Start Items

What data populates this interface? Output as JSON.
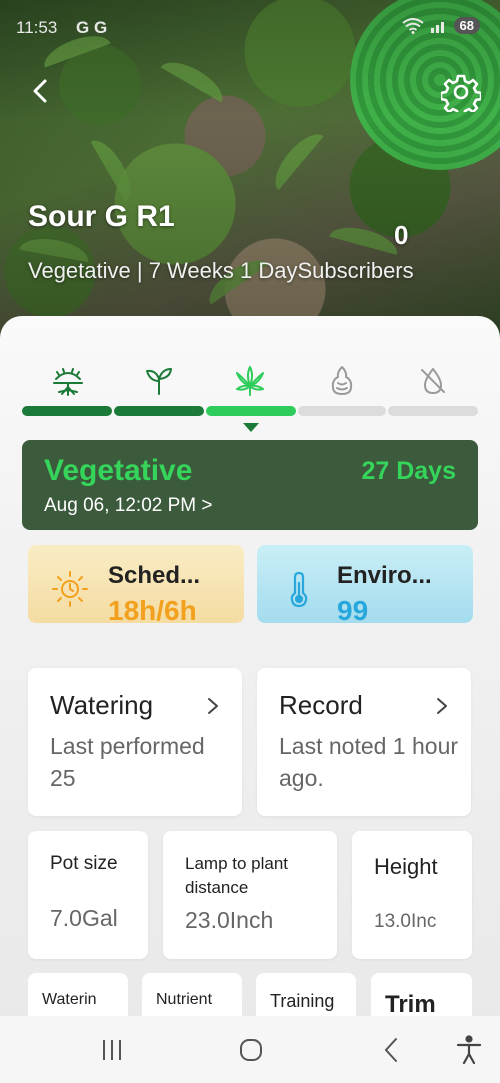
{
  "status_bar": {
    "time": "11:53",
    "carrier": "G G",
    "battery": "68"
  },
  "header": {
    "plant_name": "Sour G R1",
    "subtitle_stage": "Vegetative | 7 Weeks 1 Day",
    "subscribers_count": "0",
    "subscribers_label": "Subscribers",
    "back_icon": "chevron-left-icon",
    "settings_icon": "gear-icon"
  },
  "stages": {
    "icons": [
      "germination-icon",
      "seedling-icon",
      "cannabis-leaf-icon",
      "flower-bud-icon",
      "drying-icon"
    ],
    "current_index": 2,
    "colors": {
      "done": "#1b7a37",
      "current": "#2ecc5a",
      "pending": "#dcdcdc"
    }
  },
  "current_stage": {
    "name": "Vegetative",
    "days": "27 Days",
    "date": "Aug 06, 12:02 PM >"
  },
  "schedule": {
    "label": "Sched...",
    "value": "18h/6h",
    "icon": "sun-icon"
  },
  "environment": {
    "label": "Enviro...",
    "value": "99",
    "icon": "thermometer-icon"
  },
  "watering": {
    "title": "Watering",
    "description": "Last performed 25"
  },
  "record": {
    "title": "Record",
    "description": "Last noted 1 hour ago."
  },
  "stats": {
    "pot_size": {
      "label": "Pot size",
      "value": "7.0Gal"
    },
    "lamp_distance": {
      "label": "Lamp to plant distance",
      "value": "23.0Inch"
    },
    "height": {
      "label": "Height",
      "value": "13.0Inc"
    }
  },
  "tiles": [
    "Waterin",
    "Nutrient",
    "Training",
    "Trim"
  ],
  "nav": {
    "recents_icon": "recents-icon",
    "home_icon": "home-icon",
    "back_icon": "back-icon",
    "accessibility_icon": "accessibility-icon"
  }
}
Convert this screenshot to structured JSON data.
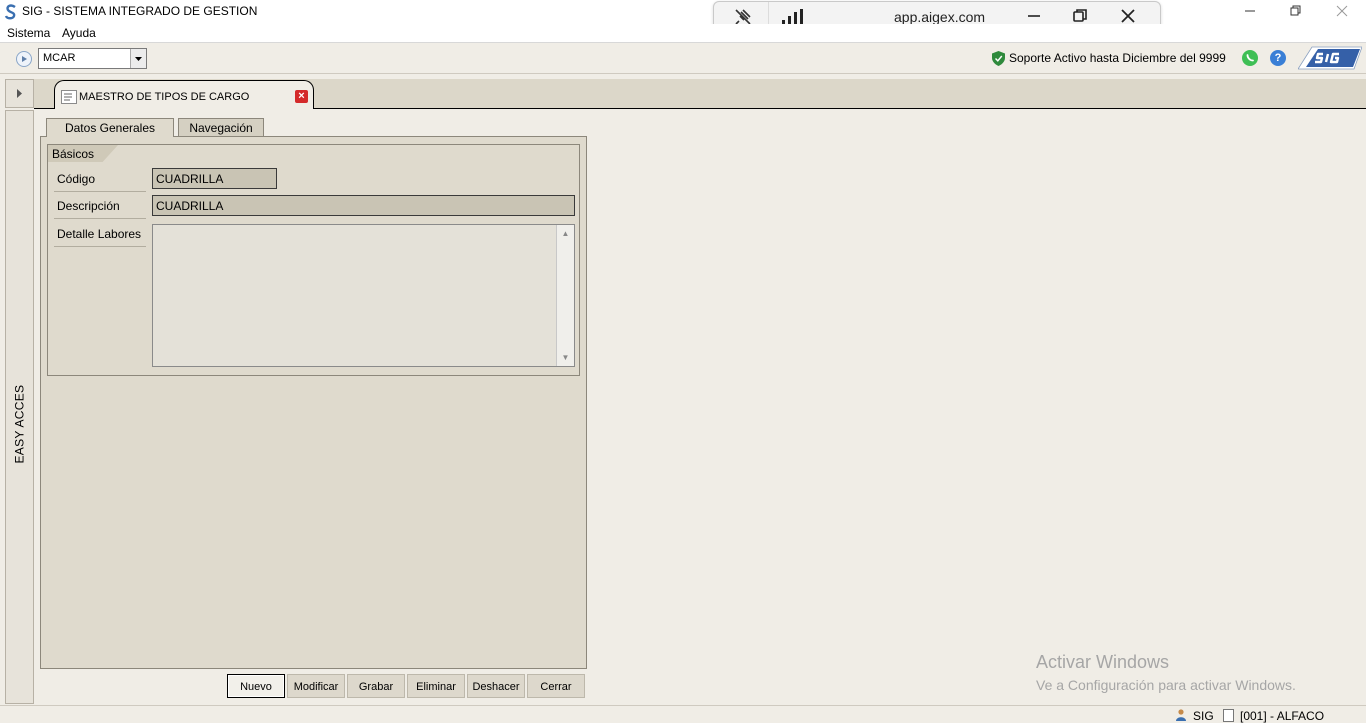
{
  "window": {
    "title": "SIG - SISTEMA INTEGRADO DE GESTION",
    "controls": [
      "minimize",
      "restore",
      "close"
    ]
  },
  "remote_bar": {
    "url": "app.aigex.com",
    "icons": [
      "pin-off-icon",
      "signal-icon"
    ],
    "controls": [
      "minimize",
      "restore",
      "close"
    ]
  },
  "menubar": {
    "items": [
      "Sistema",
      "Ayuda"
    ]
  },
  "toolbar": {
    "module_value": "MCAR",
    "support_text": "Soporte Activo hasta Diciembre del 9999",
    "help_glyph": "?"
  },
  "sidebar": {
    "label": "EASY ACCES"
  },
  "document_tab": {
    "title": "MAESTRO DE TIPOS DE CARGO"
  },
  "tabs": [
    {
      "label": "Datos Generales",
      "active": true
    },
    {
      "label": "Navegación",
      "active": false
    }
  ],
  "group": {
    "title": "Básicos"
  },
  "form": {
    "codigo_label": "Código",
    "codigo_value": "CUADRILLA",
    "descripcion_label": "Descripción",
    "descripcion_value": "CUADRILLA",
    "detalle_label": "Detalle Labores",
    "detalle_value": ""
  },
  "buttons": {
    "nuevo": "Nuevo",
    "modificar": "Modificar",
    "grabar": "Grabar",
    "eliminar": "Eliminar",
    "deshacer": "Deshacer",
    "cerrar": "Cerrar"
  },
  "watermark": {
    "title": "Activar Windows",
    "subtitle": "Ve a Configuración para activar Windows."
  },
  "statusbar": {
    "app": "SIG",
    "company": "[001] - ALFACO"
  },
  "colors": {
    "panel": "#dfdacd",
    "field": "#c9c4b4",
    "close_red": "#d42a2a",
    "help_blue": "#3a7fd6",
    "whatsapp_green": "#3fbf55"
  }
}
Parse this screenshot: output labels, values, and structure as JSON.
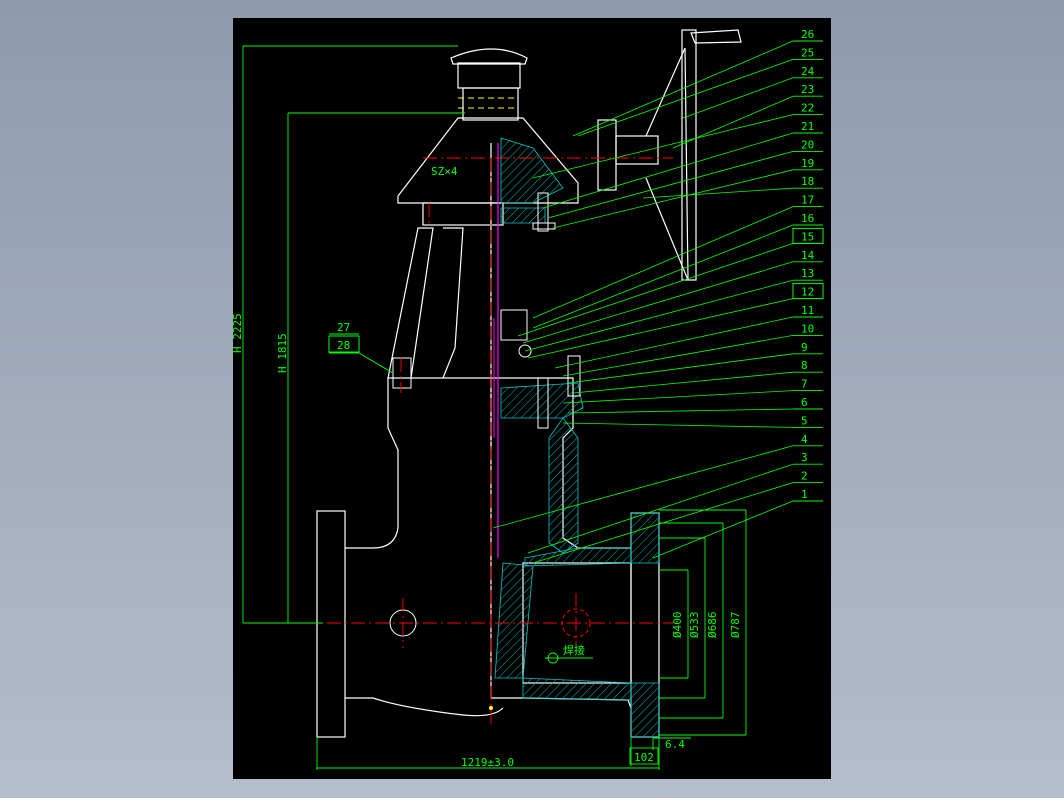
{
  "drawing": {
    "part_numbers": [
      "1",
      "2",
      "3",
      "4",
      "5",
      "6",
      "7",
      "8",
      "9",
      "10",
      "11",
      "12",
      "13",
      "14",
      "15",
      "16",
      "17",
      "18",
      "19",
      "20",
      "21",
      "22",
      "23",
      "24",
      "25",
      "26"
    ],
    "side_labels": [
      "27",
      "28"
    ],
    "bolt_note": "SZ×4",
    "dims": {
      "height_max": "H 2225",
      "height_min": "H 1815",
      "d1": "Ø400",
      "d2": "Ø533",
      "d3": "Ø686",
      "d4": "Ø787",
      "length": "1219±3.0",
      "flange": "102",
      "thickness": "6.4"
    },
    "weld_note": "焊接"
  },
  "colors": {
    "background": "#000000",
    "leader": "#00ff00",
    "outline": "#ffffff",
    "centerline": "#ff0000",
    "hatch": "#00c8c8",
    "seal": "#ff00ff",
    "accent": "#ffff00"
  }
}
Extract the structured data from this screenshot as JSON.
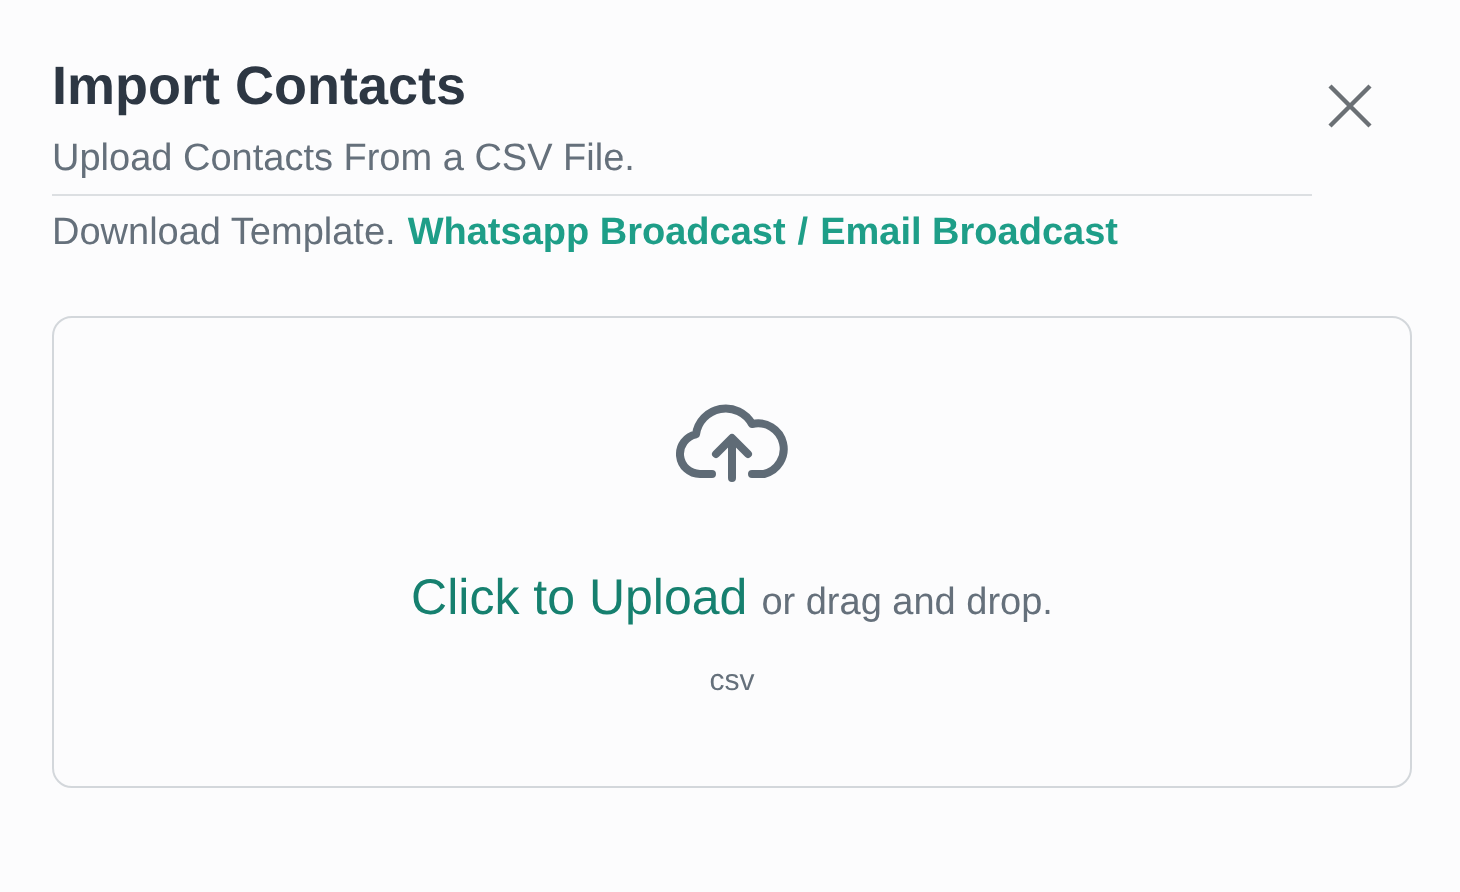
{
  "dialog": {
    "title": "Import Contacts",
    "subtitle": "Upload Contacts From a CSV File.",
    "template_label": "Download Template.",
    "template_links": [
      "Whatsapp Broadcast",
      "Email Broadcast"
    ],
    "link_separator": "/"
  },
  "dropzone": {
    "action": "Click to Upload",
    "hint": "or drag and drop.",
    "formats": "csv"
  }
}
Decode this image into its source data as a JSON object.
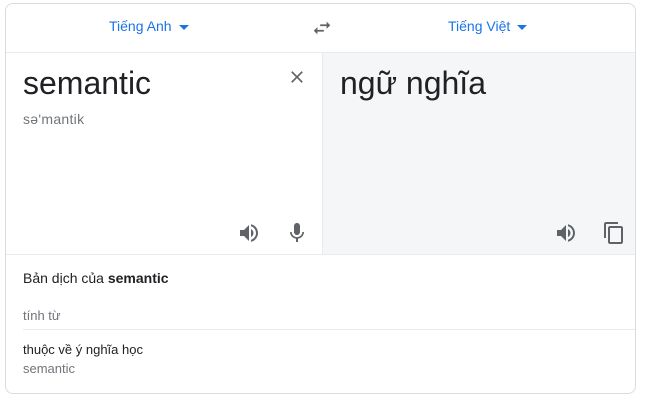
{
  "languages": {
    "source": "Tiếng Anh",
    "target": "Tiếng Việt"
  },
  "source": {
    "text": "semantic",
    "phonetic": "sə'mantik"
  },
  "target": {
    "text": "ngữ nghĩa"
  },
  "dictionary": {
    "title_prefix": "Bản dịch của ",
    "title_word": "semantic",
    "part_of_speech": "tính từ",
    "entries": [
      {
        "meaning": "thuộc về ý nghĩa học",
        "source_word": "semantic"
      }
    ]
  },
  "icons": {
    "swap": "swap-icon",
    "clear": "close-icon",
    "listen": "speaker-icon",
    "microphone": "microphone-icon",
    "copy": "copy-icon",
    "dropdown": "caret-down-icon"
  },
  "colors": {
    "accent": "#1a73e8",
    "icon": "#5f6368",
    "target_pane_bg": "#f5f6f7",
    "muted_text": "#70757a"
  }
}
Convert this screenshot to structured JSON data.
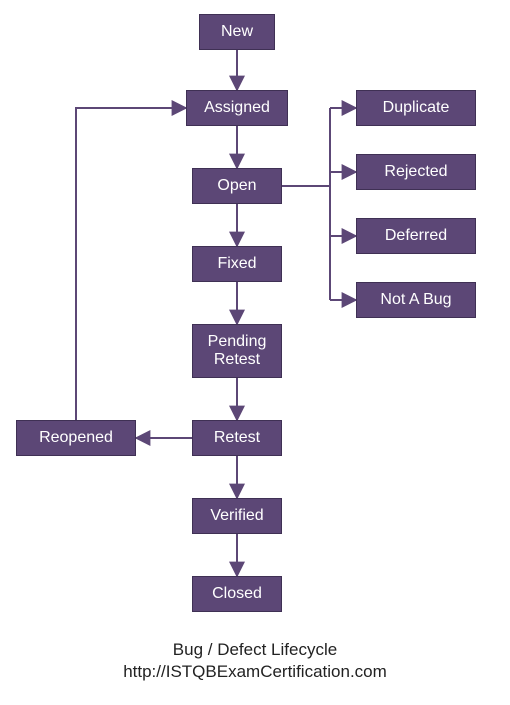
{
  "chart_data": {
    "type": "flowchart",
    "title": "Bug / Defect Lifecycle",
    "nodes": [
      {
        "id": "new",
        "label": "New"
      },
      {
        "id": "assigned",
        "label": "Assigned"
      },
      {
        "id": "open",
        "label": "Open"
      },
      {
        "id": "fixed",
        "label": "Fixed"
      },
      {
        "id": "pending_retest",
        "label": "Pending Retest"
      },
      {
        "id": "retest",
        "label": "Retest"
      },
      {
        "id": "verified",
        "label": "Verified"
      },
      {
        "id": "closed",
        "label": "Closed"
      },
      {
        "id": "reopened",
        "label": "Reopened"
      },
      {
        "id": "duplicate",
        "label": "Duplicate"
      },
      {
        "id": "rejected",
        "label": "Rejected"
      },
      {
        "id": "deferred",
        "label": "Deferred"
      },
      {
        "id": "not_a_bug",
        "label": "Not A Bug"
      }
    ],
    "edges": [
      {
        "from": "new",
        "to": "assigned"
      },
      {
        "from": "assigned",
        "to": "open"
      },
      {
        "from": "open",
        "to": "fixed"
      },
      {
        "from": "open",
        "to": "duplicate"
      },
      {
        "from": "open",
        "to": "rejected"
      },
      {
        "from": "open",
        "to": "deferred"
      },
      {
        "from": "open",
        "to": "not_a_bug"
      },
      {
        "from": "fixed",
        "to": "pending_retest"
      },
      {
        "from": "pending_retest",
        "to": "retest"
      },
      {
        "from": "retest",
        "to": "verified"
      },
      {
        "from": "retest",
        "to": "reopened"
      },
      {
        "from": "reopened",
        "to": "assigned"
      },
      {
        "from": "verified",
        "to": "closed"
      }
    ]
  },
  "caption": {
    "line1": "Bug / Defect Lifecycle",
    "line2": "http://ISTQBExamCertification.com"
  },
  "colors": {
    "node_fill": "#5c4776",
    "node_text": "#ffffff",
    "edge": "#5c4776"
  }
}
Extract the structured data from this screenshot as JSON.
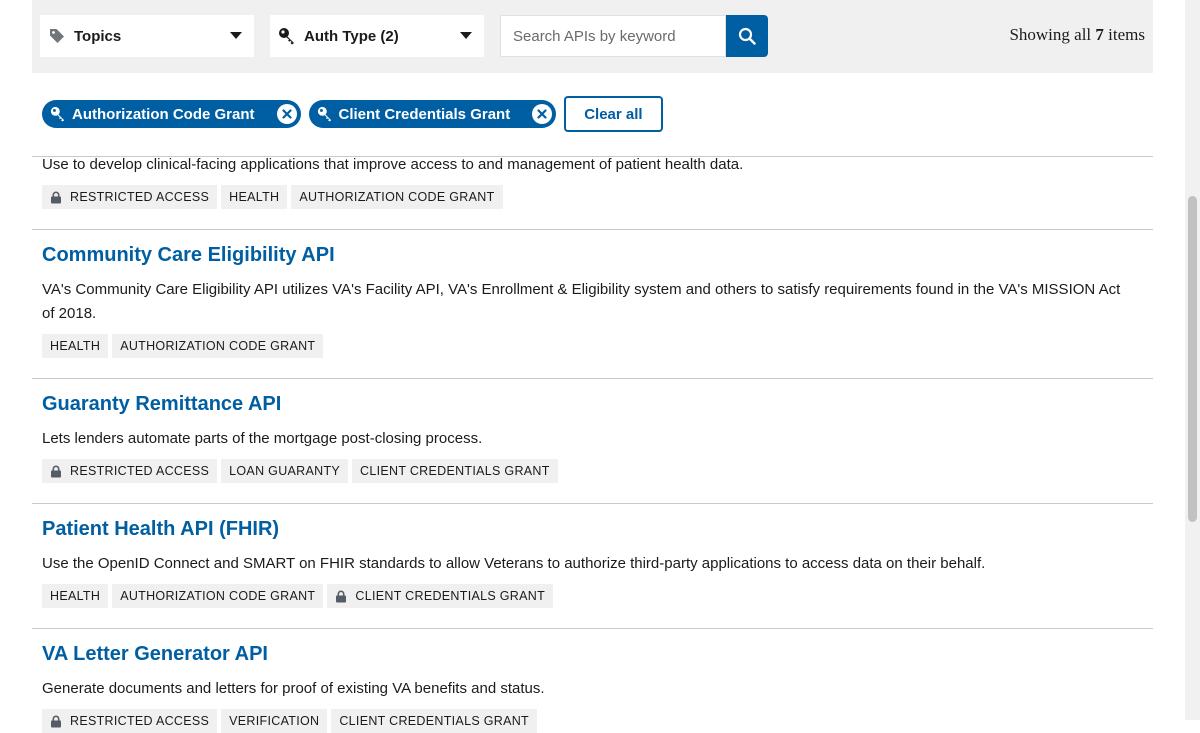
{
  "filters": {
    "topics_label": "Topics",
    "auth_type_label": "Auth Type (2)",
    "search_placeholder": "Search APIs by keyword",
    "showing_prefix": "Showing all",
    "showing_count": "7",
    "showing_suffix": "items"
  },
  "active_filters": {
    "chips": [
      "Authorization Code Grant",
      "Client Credentials Grant"
    ],
    "clear_all": "Clear all"
  },
  "apis": [
    {
      "title": "",
      "description": "Use to develop clinical-facing applications that improve access to and management of patient health data.",
      "tags": [
        {
          "label": "Restricted Access",
          "lock": true
        },
        {
          "label": "Health",
          "lock": false
        },
        {
          "label": "Authorization Code Grant",
          "lock": false
        }
      ]
    },
    {
      "title": "Community Care Eligibility API",
      "description": "VA's Community Care Eligibility API utilizes VA's Facility API, VA's Enrollment & Eligibility system and others to satisfy requirements found in the VA's MISSION Act of 2018.",
      "tags": [
        {
          "label": "Health",
          "lock": false
        },
        {
          "label": "Authorization Code Grant",
          "lock": false
        }
      ]
    },
    {
      "title": "Guaranty Remittance API",
      "description": "Lets lenders automate parts of the mortgage post-closing process.",
      "tags": [
        {
          "label": "Restricted Access",
          "lock": true
        },
        {
          "label": "Loan Guaranty",
          "lock": false
        },
        {
          "label": "Client Credentials Grant",
          "lock": false
        }
      ]
    },
    {
      "title": "Patient Health API (FHIR)",
      "description": "Use the OpenID Connect and SMART on FHIR standards to allow Veterans to authorize third-party applications to access data on their behalf.",
      "tags": [
        {
          "label": "Health",
          "lock": false
        },
        {
          "label": "Authorization Code Grant",
          "lock": false
        },
        {
          "label": "Client Credentials Grant",
          "lock": true
        }
      ]
    },
    {
      "title": "VA Letter Generator API",
      "description": "Generate documents and letters for proof of existing VA benefits and status.",
      "tags": [
        {
          "label": "Restricted Access",
          "lock": true
        },
        {
          "label": "Verification",
          "lock": false
        },
        {
          "label": "Client Credentials Grant",
          "lock": false
        }
      ]
    }
  ],
  "colors": {
    "primary": "#005ea2",
    "filter_bg": "#f0f0f0",
    "tag_bg": "#f0f0f0"
  },
  "icons": {
    "topics": "tag-icon",
    "auth_type": "key-icon",
    "search": "search-icon",
    "chip": "key-icon",
    "chip_remove": "close-icon",
    "restricted": "lock-icon"
  }
}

End Items

* Given request:
Copy out each line of the entries that holds "Contacts".

* Task response:
    "title": "Import Contacts",
    "subtitle": "Upload Contacts From a CSV File.",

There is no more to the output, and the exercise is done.